** BEGIN DATA RECORDS **

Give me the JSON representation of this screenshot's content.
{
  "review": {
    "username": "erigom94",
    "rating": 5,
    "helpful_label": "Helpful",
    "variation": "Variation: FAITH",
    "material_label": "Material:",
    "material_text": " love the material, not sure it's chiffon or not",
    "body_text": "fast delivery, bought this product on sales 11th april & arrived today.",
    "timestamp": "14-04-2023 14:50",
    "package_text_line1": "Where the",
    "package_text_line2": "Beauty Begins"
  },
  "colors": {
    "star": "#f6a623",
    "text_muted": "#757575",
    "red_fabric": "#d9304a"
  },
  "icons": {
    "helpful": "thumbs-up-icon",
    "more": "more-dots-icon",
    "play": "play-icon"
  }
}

** END DATA RECORDS **

SET EXERCISE: Quote the whole listing above, leaving nothing out.

ANSWER TO THIS TASK:
Give me the JSON representation of this screenshot's content.
{
  "review": {
    "username": "erigom94",
    "rating": 5,
    "helpful_label": "Helpful",
    "variation": "Variation: FAITH",
    "material_label": "Material:",
    "material_text": " love the material, not sure it's chiffon or not",
    "body_text": "fast delivery, bought this product on sales 11th april & arrived today.",
    "timestamp": "14-04-2023 14:50",
    "package_text_line1": "Where the",
    "package_text_line2": "Beauty Begins"
  },
  "colors": {
    "star": "#f6a623",
    "text_muted": "#757575",
    "red_fabric": "#d9304a"
  },
  "icons": {
    "helpful": "thumbs-up-icon",
    "more": "more-dots-icon",
    "play": "play-icon"
  }
}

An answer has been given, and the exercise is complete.